=== DATA ROWS ===

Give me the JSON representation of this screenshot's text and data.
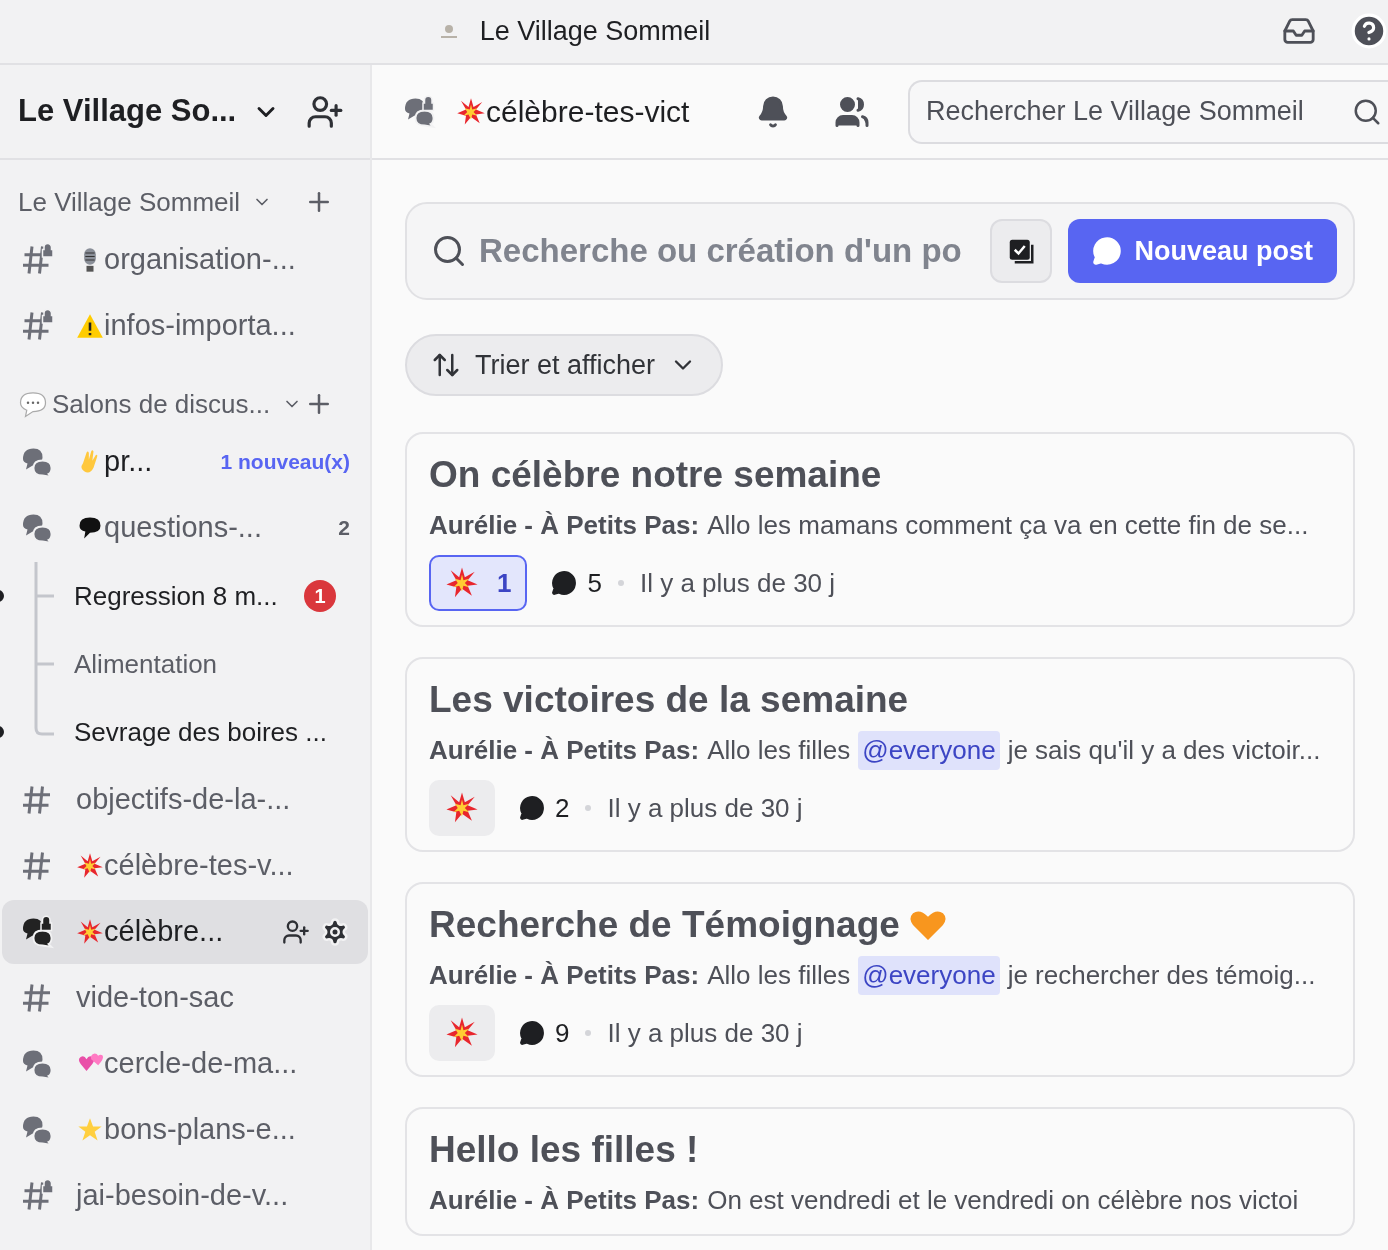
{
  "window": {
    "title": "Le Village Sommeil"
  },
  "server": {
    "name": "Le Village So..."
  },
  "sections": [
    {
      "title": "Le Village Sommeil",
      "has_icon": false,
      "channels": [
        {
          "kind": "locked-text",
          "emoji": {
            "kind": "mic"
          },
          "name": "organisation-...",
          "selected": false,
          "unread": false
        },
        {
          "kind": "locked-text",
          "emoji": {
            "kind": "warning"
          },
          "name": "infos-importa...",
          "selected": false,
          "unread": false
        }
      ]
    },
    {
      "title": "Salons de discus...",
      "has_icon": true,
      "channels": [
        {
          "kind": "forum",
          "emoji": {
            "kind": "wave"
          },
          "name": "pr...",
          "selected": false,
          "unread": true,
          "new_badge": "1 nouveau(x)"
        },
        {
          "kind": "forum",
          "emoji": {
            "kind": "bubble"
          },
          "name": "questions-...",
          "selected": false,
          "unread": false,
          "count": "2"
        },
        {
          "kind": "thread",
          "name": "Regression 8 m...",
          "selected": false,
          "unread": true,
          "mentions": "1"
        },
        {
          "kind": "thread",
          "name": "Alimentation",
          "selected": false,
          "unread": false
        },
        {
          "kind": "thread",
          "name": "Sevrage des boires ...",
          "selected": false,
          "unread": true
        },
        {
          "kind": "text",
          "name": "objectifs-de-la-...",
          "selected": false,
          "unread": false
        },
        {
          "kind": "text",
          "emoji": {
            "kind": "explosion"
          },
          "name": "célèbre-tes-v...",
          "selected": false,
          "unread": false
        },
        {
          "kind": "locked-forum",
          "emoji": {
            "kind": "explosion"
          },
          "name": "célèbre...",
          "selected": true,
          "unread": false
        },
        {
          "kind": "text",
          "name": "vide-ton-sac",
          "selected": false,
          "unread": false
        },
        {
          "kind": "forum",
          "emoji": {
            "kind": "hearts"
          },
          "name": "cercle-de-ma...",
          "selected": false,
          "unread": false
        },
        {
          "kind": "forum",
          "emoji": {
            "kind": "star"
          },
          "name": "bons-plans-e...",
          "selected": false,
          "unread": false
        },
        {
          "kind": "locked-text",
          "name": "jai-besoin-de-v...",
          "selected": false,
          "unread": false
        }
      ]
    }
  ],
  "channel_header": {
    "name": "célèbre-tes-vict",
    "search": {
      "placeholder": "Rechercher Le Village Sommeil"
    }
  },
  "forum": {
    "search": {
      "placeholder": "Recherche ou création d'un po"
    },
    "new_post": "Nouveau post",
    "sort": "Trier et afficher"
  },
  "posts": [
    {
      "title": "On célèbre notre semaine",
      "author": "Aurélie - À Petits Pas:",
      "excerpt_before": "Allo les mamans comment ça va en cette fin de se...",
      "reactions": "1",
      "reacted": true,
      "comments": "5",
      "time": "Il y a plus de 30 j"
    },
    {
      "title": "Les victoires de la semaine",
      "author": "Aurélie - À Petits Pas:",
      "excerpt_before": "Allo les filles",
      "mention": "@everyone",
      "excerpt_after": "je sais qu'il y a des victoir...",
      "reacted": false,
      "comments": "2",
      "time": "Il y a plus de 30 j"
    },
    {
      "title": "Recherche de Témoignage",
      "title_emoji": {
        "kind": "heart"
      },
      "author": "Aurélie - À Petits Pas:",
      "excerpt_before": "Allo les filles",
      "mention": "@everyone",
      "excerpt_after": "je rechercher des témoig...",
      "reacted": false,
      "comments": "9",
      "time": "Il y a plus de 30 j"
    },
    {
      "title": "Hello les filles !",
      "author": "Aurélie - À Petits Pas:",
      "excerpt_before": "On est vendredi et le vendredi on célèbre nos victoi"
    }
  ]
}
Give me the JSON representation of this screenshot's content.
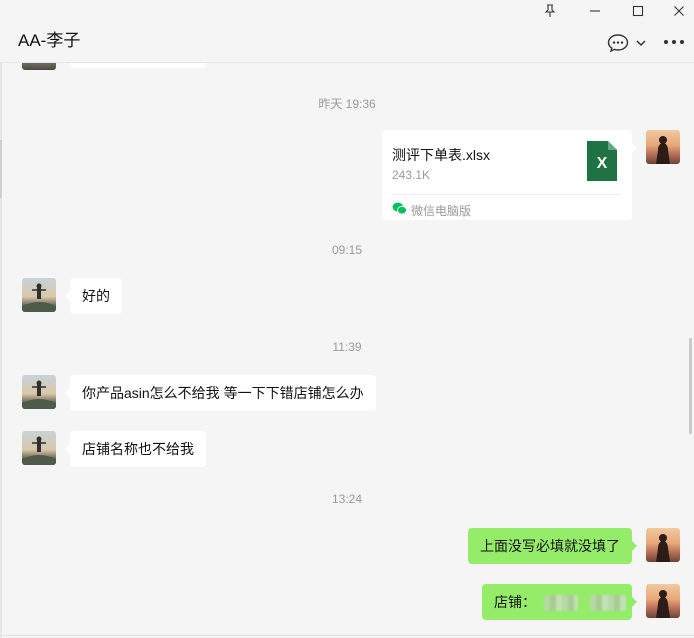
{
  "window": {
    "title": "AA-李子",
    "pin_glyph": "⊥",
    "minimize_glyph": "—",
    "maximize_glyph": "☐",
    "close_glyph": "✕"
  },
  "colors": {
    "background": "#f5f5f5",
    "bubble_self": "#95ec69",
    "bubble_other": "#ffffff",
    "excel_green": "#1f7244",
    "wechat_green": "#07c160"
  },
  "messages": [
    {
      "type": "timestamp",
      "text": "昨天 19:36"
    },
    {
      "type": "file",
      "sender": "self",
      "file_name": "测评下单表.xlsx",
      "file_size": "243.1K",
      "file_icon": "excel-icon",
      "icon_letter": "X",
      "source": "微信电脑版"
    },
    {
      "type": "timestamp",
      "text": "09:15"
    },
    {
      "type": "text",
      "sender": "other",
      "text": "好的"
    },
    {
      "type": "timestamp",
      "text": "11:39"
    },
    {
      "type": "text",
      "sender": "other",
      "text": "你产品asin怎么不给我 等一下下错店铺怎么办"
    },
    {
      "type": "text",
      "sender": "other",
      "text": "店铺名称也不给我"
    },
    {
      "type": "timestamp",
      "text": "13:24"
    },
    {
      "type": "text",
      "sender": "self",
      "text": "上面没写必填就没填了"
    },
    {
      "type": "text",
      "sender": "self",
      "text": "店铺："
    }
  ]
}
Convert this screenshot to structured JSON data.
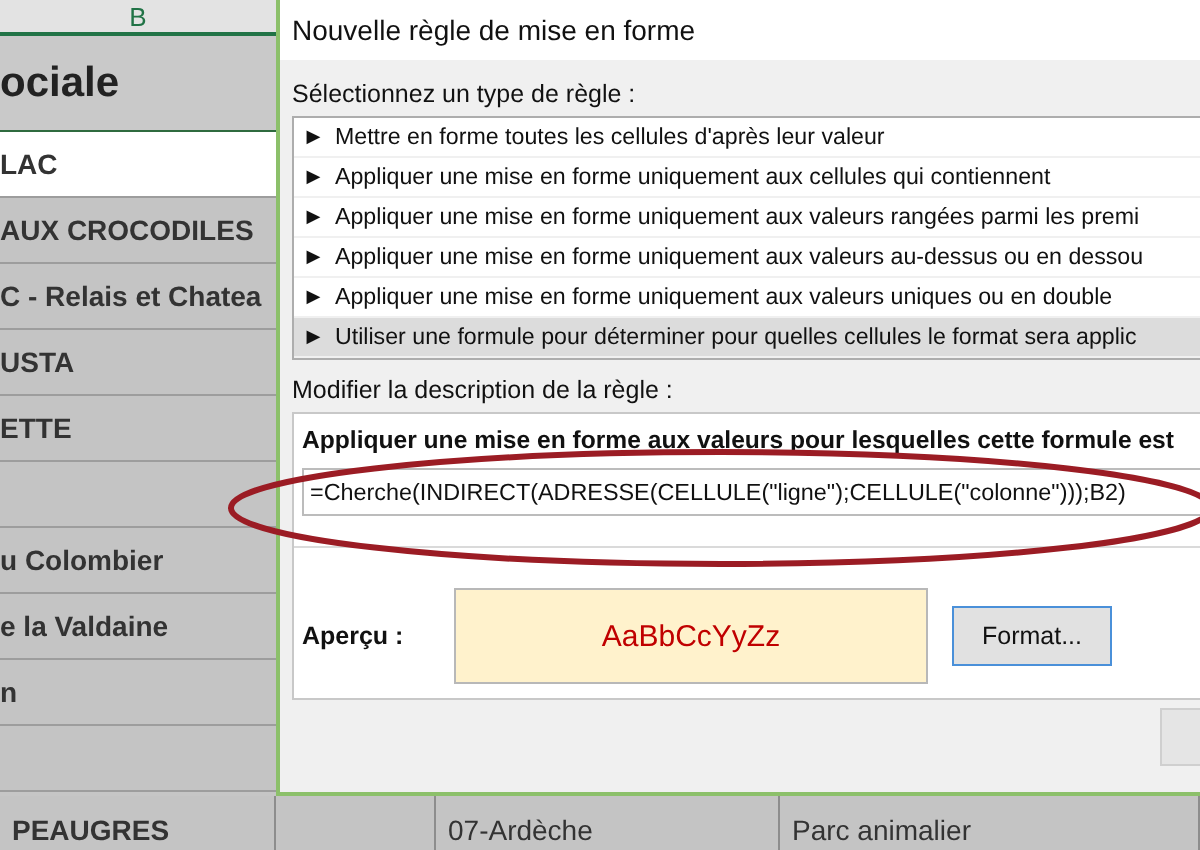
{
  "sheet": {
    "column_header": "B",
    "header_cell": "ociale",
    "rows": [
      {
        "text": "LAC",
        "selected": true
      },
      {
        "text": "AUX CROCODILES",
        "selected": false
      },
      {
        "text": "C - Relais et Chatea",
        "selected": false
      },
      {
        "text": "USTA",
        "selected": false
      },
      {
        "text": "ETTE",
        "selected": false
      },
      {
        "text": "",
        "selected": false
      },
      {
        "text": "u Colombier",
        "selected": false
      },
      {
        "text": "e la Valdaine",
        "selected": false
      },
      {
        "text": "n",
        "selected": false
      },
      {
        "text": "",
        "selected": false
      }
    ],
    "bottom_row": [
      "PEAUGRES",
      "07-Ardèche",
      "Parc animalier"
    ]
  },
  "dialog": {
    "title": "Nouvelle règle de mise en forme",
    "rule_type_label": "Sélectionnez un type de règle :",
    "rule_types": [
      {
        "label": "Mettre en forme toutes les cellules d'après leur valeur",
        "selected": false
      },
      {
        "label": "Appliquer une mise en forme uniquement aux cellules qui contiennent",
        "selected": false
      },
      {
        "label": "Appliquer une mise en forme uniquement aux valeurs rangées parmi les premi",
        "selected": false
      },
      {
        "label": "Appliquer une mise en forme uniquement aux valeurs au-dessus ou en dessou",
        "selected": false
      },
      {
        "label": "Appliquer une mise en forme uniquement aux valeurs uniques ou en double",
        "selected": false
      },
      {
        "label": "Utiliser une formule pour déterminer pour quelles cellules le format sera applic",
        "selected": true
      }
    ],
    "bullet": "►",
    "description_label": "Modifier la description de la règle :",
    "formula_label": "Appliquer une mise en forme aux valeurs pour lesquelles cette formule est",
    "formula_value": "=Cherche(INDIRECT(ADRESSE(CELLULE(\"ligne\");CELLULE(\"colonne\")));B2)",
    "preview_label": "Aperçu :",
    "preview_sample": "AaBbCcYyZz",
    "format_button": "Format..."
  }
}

=== DIRECTIVE ===
Omit every picture, and otherwise quote the entries exactly.

=== RESULT OF THE TASK ===
Give me the JSON representation of this screenshot's text and data.
{
  "window": {
    "title": "Le Village Sommeil"
  },
  "server": {
    "name": "Le Village So..."
  },
  "sections": [
    {
      "title": "Le Village Sommeil",
      "has_icon": false,
      "channels": [
        {
          "kind": "locked-text",
          "emoji": {
            "kind": "mic"
          },
          "name": "organisation-...",
          "selected": false,
          "unread": false
        },
        {
          "kind": "locked-text",
          "emoji": {
            "kind": "warning"
          },
          "name": "infos-importa...",
          "selected": false,
          "unread": false
        }
      ]
    },
    {
      "title": "Salons de discus...",
      "has_icon": true,
      "channels": [
        {
          "kind": "forum",
          "emoji": {
            "kind": "wave"
          },
          "name": "pr...",
          "selected": false,
          "unread": true,
          "new_badge": "1 nouveau(x)"
        },
        {
          "kind": "forum",
          "emoji": {
            "kind": "bubble"
          },
          "name": "questions-...",
          "selected": false,
          "unread": false,
          "count": "2"
        },
        {
          "kind": "thread",
          "name": "Regression 8 m...",
          "selected": false,
          "unread": true,
          "mentions": "1"
        },
        {
          "kind": "thread",
          "name": "Alimentation",
          "selected": false,
          "unread": false
        },
        {
          "kind": "thread",
          "name": "Sevrage des boires ...",
          "selected": false,
          "unread": true
        },
        {
          "kind": "text",
          "name": "objectifs-de-la-...",
          "selected": false,
          "unread": false
        },
        {
          "kind": "text",
          "emoji": {
            "kind": "explosion"
          },
          "name": "célèbre-tes-v...",
          "selected": false,
          "unread": false
        },
        {
          "kind": "locked-forum",
          "emoji": {
            "kind": "explosion"
          },
          "name": "célèbre...",
          "selected": true,
          "unread": false
        },
        {
          "kind": "text",
          "name": "vide-ton-sac",
          "selected": false,
          "unread": false
        },
        {
          "kind": "forum",
          "emoji": {
            "kind": "hearts"
          },
          "name": "cercle-de-ma...",
          "selected": false,
          "unread": false
        },
        {
          "kind": "forum",
          "emoji": {
            "kind": "star"
          },
          "name": "bons-plans-e...",
          "selected": false,
          "unread": false
        },
        {
          "kind": "locked-text",
          "name": "jai-besoin-de-v...",
          "selected": false,
          "unread": false
        }
      ]
    }
  ],
  "channel_header": {
    "name": "célèbre-tes-vict",
    "search": {
      "placeholder": "Rechercher Le Village Sommeil"
    }
  },
  "forum": {
    "search": {
      "placeholder": "Recherche ou création d'un po"
    },
    "new_post": "Nouveau post",
    "sort": "Trier et afficher"
  },
  "posts": [
    {
      "title": "On célèbre notre semaine",
      "author": "Aurélie - À Petits Pas:",
      "excerpt_before": "Allo les mamans comment ça va en cette fin de se...",
      "reactions": "1",
      "reacted": true,
      "comments": "5",
      "time": "Il y a plus de 30 j"
    },
    {
      "title": "Les victoires de la semaine",
      "author": "Aurélie - À Petits Pas:",
      "excerpt_before": "Allo les filles",
      "mention": "@everyone",
      "excerpt_after": "je sais qu'il y a des victoir...",
      "reacted": false,
      "comments": "2",
      "time": "Il y a plus de 30 j"
    },
    {
      "title": "Recherche de Témoignage",
      "title_emoji": {
        "kind": "heart"
      },
      "author": "Aurélie - À Petits Pas:",
      "excerpt_before": "Allo les filles",
      "mention": "@everyone",
      "excerpt_after": "je rechercher des témoig...",
      "reacted": false,
      "comments": "9",
      "time": "Il y a plus de 30 j"
    },
    {
      "title": "Hello les filles !",
      "author": "Aurélie - À Petits Pas:",
      "excerpt_before": "On est vendredi et le vendredi on célèbre nos victoi"
    }
  ]
}
Give me the JSON representation of this screenshot's content.
{
  "window": {
    "title": "AA-李子",
    "pin_glyph": "⊥",
    "minimize_glyph": "—",
    "maximize_glyph": "☐",
    "close_glyph": "✕"
  },
  "colors": {
    "background": "#f5f5f5",
    "bubble_self": "#95ec69",
    "bubble_other": "#ffffff",
    "excel_green": "#1f7244",
    "wechat_green": "#07c160"
  },
  "messages": [
    {
      "type": "timestamp",
      "text": "昨天 19:36"
    },
    {
      "type": "file",
      "sender": "self",
      "file_name": "测评下单表.xlsx",
      "file_size": "243.1K",
      "file_icon": "excel-icon",
      "icon_letter": "X",
      "source": "微信电脑版"
    },
    {
      "type": "timestamp",
      "text": "09:15"
    },
    {
      "type": "text",
      "sender": "other",
      "text": "好的"
    },
    {
      "type": "timestamp",
      "text": "11:39"
    },
    {
      "type": "text",
      "sender": "other",
      "text": "你产品asin怎么不给我 等一下下错店铺怎么办"
    },
    {
      "type": "text",
      "sender": "other",
      "text": "店铺名称也不给我"
    },
    {
      "type": "timestamp",
      "text": "13:24"
    },
    {
      "type": "text",
      "sender": "self",
      "text": "上面没写必填就没填了"
    },
    {
      "type": "text",
      "sender": "self",
      "text": "店铺："
    }
  ]
}
Convert this screenshot to structured JSON data.
{
  "sheet": {
    "column_header": "B",
    "header_cell": "ociale",
    "rows": [
      {
        "text": "LAC",
        "selected": true
      },
      {
        "text": "AUX CROCODILES",
        "selected": false
      },
      {
        "text": "C - Relais et Chatea",
        "selected": false
      },
      {
        "text": "USTA",
        "selected": false
      },
      {
        "text": "ETTE",
        "selected": false
      },
      {
        "text": "",
        "selected": false
      },
      {
        "text": "u Colombier",
        "selected": false
      },
      {
        "text": "e la Valdaine",
        "selected": false
      },
      {
        "text": "n",
        "selected": false
      },
      {
        "text": "",
        "selected": false
      }
    ],
    "bottom_row": [
      "PEAUGRES",
      "07-Ardèche",
      "Parc animalier"
    ]
  },
  "dialog": {
    "title": "Nouvelle règle de mise en forme",
    "rule_type_label": "Sélectionnez un type de règle :",
    "rule_types": [
      {
        "label": "Mettre en forme toutes les cellules d'après leur valeur",
        "selected": false
      },
      {
        "label": "Appliquer une mise en forme uniquement aux cellules qui contiennent",
        "selected": false
      },
      {
        "label": "Appliquer une mise en forme uniquement aux valeurs rangées parmi les premi",
        "selected": false
      },
      {
        "label": "Appliquer une mise en forme uniquement aux valeurs au-dessus ou en dessou",
        "selected": false
      },
      {
        "label": "Appliquer une mise en forme uniquement aux valeurs uniques ou en double",
        "selected": false
      },
      {
        "label": "Utiliser une formule pour déterminer pour quelles cellules le format sera applic",
        "selected": true
      }
    ],
    "bullet": "►",
    "description_label": "Modifier la description de la règle :",
    "formula_label": "Appliquer une mise en forme aux valeurs pour lesquelles cette formule est",
    "formula_value": "=Cherche(INDIRECT(ADRESSE(CELLULE(\"ligne\");CELLULE(\"colonne\")));B2)",
    "preview_label": "Aperçu :",
    "preview_sample": "AaBbCcYyZz",
    "format_button": "Format..."
  }
}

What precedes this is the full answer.